**WHAT TO DO:** Among the entries below, find the lines with the word "イワツバメ" and return them.

**LISTED RECORDS:**

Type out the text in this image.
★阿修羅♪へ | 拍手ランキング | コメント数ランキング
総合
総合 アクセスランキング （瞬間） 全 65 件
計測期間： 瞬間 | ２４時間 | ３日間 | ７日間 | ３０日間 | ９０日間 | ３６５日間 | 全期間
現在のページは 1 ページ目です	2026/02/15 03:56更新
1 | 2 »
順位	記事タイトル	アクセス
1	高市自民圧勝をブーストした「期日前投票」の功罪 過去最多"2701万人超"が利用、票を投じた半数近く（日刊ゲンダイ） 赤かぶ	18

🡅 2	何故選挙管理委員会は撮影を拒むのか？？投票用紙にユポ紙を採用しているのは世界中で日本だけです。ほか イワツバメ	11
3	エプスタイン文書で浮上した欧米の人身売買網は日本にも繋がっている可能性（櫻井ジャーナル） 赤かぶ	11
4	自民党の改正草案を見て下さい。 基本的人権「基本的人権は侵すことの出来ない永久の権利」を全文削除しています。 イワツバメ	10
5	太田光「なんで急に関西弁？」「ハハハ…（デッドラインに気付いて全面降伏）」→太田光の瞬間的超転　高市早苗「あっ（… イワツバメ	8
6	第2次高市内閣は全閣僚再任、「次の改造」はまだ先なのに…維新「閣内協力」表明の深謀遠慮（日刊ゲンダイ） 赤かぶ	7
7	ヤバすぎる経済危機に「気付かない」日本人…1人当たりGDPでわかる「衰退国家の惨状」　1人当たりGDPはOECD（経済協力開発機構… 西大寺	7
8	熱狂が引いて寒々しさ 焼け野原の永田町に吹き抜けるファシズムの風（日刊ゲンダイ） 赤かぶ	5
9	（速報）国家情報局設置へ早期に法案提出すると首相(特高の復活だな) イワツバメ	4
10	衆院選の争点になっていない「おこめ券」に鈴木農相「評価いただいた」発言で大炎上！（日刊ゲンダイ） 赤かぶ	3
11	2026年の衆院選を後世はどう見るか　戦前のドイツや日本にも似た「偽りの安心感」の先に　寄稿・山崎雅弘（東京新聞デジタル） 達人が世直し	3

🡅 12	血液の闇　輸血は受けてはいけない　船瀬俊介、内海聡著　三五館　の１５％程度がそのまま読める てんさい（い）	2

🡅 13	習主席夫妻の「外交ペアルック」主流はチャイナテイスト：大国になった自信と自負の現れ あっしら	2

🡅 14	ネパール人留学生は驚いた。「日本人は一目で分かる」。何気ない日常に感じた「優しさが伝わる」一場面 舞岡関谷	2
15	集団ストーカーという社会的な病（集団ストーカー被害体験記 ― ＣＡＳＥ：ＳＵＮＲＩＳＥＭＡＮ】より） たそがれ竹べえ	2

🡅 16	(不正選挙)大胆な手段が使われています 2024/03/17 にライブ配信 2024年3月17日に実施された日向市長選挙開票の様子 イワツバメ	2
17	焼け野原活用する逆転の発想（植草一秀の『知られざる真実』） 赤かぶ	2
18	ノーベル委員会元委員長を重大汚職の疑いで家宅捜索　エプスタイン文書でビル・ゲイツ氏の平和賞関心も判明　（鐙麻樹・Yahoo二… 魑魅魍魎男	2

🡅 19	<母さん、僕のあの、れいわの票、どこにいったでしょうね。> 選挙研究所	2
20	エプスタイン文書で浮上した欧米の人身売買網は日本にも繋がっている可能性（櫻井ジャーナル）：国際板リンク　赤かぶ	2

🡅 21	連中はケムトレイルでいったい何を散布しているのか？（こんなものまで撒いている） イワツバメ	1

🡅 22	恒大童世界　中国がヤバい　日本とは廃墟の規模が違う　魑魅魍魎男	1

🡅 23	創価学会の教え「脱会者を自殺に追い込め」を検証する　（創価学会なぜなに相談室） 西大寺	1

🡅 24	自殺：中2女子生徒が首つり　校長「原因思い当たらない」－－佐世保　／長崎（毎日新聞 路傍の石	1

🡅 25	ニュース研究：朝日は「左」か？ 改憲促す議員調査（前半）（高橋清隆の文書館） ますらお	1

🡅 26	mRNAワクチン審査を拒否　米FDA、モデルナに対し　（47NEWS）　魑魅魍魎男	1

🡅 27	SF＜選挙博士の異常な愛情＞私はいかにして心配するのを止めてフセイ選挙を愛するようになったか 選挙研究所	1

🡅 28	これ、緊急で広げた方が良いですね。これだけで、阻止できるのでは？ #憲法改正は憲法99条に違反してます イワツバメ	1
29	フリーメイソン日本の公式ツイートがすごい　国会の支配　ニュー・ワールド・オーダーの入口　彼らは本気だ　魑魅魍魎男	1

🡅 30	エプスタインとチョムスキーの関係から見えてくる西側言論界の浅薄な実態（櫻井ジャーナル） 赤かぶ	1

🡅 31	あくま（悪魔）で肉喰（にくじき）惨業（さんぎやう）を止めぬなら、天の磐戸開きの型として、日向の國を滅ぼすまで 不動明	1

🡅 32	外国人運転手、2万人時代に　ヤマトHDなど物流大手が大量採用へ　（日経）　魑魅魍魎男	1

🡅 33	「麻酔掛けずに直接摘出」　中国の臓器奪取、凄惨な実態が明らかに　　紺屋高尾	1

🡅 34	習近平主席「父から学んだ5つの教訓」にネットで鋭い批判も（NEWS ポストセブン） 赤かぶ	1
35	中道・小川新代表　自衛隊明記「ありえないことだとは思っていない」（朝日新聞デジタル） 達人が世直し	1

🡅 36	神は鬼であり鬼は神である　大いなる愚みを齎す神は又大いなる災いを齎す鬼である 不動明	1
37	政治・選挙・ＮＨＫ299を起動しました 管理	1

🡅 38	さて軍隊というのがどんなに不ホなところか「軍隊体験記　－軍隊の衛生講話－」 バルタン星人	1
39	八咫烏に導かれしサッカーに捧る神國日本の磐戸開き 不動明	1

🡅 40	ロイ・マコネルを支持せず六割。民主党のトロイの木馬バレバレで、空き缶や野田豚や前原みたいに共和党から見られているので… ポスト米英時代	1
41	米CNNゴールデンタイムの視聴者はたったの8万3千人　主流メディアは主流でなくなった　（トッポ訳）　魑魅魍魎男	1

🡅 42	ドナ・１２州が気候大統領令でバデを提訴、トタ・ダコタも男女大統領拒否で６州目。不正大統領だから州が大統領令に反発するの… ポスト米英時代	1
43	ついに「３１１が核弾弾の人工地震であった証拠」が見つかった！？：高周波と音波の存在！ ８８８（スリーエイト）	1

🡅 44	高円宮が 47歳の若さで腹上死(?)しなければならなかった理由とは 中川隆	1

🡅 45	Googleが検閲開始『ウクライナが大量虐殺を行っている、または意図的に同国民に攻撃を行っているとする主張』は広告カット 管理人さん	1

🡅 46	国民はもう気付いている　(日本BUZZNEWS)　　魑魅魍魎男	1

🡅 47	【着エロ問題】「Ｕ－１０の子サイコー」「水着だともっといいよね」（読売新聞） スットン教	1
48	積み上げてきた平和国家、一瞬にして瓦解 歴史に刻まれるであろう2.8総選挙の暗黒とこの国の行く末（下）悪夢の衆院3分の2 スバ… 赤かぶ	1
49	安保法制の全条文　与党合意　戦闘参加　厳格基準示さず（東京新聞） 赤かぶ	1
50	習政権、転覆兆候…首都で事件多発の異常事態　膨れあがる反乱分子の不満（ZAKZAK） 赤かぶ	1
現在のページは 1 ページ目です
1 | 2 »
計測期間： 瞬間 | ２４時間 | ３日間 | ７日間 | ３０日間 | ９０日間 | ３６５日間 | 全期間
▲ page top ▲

**ANSWER BOX:**
🡅 2	何故選挙管理委員会は撮影を拒むのか？？投票用紙にユポ紙を採用しているのは世界中で日本だけです。ほか イワツバメ	11
4	自民党の改正草案を見て下さい。 基本的人権「基本的人権は侵すことの出来ない永久の権利」を全文削除しています。 イワツバメ	10
5	太田光「なんで急に関西弁？」「ハハハ…（デッドラインに気付いて全面降伏）」→太田光の瞬間的超転　高市早苗「あっ（… イワツバメ	8
9	（速報）国家情報局設置へ早期に法案提出すると首相(特高の復活だな) イワツバメ	4
🡅 16	(不正選挙)大胆な手段が使われています 2024/03/17 にライブ配信 2024年3月17日に実施された日向市長選挙開票の様子 イワツバメ	2
🡅 21	連中はケムトレイルでいったい何を散布しているのか？（こんなものまで撒いている） イワツバメ	1
🡅 28	これ、緊急で広げた方が良いですね。これだけで、阻止できるのでは？ #憲法改正は憲法99条に違反してます イワツバメ	1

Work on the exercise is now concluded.